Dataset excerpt
▼▼▼

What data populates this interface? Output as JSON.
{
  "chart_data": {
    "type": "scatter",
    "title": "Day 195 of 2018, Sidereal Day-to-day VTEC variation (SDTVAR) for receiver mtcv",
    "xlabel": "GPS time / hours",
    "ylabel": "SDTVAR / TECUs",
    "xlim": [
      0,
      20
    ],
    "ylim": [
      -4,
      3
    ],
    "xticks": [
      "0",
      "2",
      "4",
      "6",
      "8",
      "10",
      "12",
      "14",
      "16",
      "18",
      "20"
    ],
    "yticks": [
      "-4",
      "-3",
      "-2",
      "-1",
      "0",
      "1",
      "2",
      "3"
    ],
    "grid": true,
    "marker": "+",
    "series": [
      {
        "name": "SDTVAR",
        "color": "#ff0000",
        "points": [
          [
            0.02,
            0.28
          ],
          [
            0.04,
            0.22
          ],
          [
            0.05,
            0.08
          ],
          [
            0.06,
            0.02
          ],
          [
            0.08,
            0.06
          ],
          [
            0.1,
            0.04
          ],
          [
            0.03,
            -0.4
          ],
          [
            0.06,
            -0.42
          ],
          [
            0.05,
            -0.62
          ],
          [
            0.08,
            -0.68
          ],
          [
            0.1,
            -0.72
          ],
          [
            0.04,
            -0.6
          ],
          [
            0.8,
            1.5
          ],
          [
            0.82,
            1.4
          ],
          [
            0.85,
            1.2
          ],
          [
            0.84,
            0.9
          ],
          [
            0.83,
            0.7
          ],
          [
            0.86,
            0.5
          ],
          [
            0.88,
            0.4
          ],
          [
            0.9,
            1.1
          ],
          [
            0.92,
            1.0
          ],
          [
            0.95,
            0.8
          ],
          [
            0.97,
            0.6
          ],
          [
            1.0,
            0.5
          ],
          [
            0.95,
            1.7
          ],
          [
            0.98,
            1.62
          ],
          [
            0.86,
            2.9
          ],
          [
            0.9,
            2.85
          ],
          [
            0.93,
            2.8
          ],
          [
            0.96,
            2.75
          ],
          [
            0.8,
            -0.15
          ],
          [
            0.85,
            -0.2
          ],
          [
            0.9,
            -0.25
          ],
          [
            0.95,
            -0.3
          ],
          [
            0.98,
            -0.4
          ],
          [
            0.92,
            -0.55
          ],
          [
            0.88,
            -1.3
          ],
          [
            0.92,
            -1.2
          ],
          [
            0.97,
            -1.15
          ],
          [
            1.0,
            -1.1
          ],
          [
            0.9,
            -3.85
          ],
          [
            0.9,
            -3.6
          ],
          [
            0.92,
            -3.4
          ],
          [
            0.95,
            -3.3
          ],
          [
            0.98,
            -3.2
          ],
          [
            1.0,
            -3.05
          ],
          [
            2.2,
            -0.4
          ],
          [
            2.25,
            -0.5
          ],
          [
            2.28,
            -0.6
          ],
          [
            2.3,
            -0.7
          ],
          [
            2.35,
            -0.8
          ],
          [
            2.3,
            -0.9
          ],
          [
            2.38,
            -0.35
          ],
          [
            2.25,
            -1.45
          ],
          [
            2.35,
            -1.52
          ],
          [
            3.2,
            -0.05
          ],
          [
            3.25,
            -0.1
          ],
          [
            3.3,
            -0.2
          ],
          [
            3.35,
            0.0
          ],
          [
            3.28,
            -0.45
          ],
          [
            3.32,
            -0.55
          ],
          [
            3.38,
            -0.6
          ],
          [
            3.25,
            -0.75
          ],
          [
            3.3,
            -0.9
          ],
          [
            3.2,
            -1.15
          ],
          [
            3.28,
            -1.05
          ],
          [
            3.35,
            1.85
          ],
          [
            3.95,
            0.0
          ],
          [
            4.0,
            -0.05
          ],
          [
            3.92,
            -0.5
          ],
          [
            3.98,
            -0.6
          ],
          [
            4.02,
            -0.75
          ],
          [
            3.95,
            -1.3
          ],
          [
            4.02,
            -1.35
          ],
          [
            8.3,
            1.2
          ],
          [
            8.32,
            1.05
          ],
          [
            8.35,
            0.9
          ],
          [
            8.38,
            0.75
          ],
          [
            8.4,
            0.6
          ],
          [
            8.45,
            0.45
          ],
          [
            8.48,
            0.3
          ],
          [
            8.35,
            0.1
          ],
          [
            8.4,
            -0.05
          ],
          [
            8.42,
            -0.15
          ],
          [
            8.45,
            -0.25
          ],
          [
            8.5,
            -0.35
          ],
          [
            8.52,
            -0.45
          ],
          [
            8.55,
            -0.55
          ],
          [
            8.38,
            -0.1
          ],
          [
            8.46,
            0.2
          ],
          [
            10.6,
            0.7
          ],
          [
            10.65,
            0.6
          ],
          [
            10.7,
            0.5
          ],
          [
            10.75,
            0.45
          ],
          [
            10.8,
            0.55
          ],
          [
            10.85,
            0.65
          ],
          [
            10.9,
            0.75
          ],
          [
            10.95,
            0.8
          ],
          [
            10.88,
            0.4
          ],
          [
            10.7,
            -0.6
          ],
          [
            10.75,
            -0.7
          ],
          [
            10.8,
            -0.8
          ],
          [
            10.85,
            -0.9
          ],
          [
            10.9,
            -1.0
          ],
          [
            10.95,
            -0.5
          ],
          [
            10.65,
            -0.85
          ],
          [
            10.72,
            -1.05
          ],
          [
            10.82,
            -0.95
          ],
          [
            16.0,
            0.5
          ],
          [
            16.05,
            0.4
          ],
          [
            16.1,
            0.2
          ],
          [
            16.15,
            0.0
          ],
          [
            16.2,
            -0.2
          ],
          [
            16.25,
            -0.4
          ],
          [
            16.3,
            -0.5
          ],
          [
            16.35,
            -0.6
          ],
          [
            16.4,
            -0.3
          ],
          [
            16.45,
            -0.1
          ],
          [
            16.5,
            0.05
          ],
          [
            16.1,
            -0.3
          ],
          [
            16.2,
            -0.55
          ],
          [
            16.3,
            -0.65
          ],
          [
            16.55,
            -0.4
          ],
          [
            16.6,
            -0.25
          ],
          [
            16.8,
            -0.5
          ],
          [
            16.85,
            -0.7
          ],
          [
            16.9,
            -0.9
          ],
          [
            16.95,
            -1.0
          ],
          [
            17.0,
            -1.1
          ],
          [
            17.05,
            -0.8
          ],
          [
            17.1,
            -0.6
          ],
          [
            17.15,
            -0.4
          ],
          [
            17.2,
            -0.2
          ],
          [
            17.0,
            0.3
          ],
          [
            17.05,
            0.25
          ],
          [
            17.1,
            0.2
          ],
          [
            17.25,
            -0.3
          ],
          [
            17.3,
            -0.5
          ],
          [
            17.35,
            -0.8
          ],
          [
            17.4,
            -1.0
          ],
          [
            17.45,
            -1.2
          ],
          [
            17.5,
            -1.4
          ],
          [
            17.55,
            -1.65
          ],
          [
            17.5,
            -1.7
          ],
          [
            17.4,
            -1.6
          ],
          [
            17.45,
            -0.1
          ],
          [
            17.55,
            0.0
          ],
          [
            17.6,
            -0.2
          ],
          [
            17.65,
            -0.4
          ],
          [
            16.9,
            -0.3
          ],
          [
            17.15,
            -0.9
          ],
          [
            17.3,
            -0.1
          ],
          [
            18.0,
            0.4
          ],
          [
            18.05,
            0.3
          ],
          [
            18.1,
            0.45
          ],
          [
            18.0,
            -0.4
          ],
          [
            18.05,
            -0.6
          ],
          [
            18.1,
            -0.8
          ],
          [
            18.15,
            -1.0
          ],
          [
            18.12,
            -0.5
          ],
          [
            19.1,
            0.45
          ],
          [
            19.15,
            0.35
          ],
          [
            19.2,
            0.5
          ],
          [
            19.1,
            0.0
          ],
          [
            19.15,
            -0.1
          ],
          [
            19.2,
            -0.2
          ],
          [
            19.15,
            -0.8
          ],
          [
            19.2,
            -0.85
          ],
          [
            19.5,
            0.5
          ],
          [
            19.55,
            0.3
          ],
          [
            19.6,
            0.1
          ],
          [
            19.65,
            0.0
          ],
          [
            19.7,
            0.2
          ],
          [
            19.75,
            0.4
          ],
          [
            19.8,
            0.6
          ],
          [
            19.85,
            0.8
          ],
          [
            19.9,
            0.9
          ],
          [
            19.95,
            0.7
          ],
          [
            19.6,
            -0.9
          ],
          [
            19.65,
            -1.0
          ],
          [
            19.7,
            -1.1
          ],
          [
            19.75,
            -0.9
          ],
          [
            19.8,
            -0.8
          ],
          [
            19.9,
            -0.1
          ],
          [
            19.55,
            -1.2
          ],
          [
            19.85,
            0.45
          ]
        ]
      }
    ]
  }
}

▲▲▲

• _EXERCISE DETAILS_: Look through the listing above. Pick out each line with "SDTVAR" and copy it.

• _FINISHED TASK_:
    "title": "Day 195 of 2018, Sidereal Day-to-day VTEC variation (SDTVAR) for receiver mtcv",
    "ylabel": "SDTVAR / TECUs",
        "name": "SDTVAR",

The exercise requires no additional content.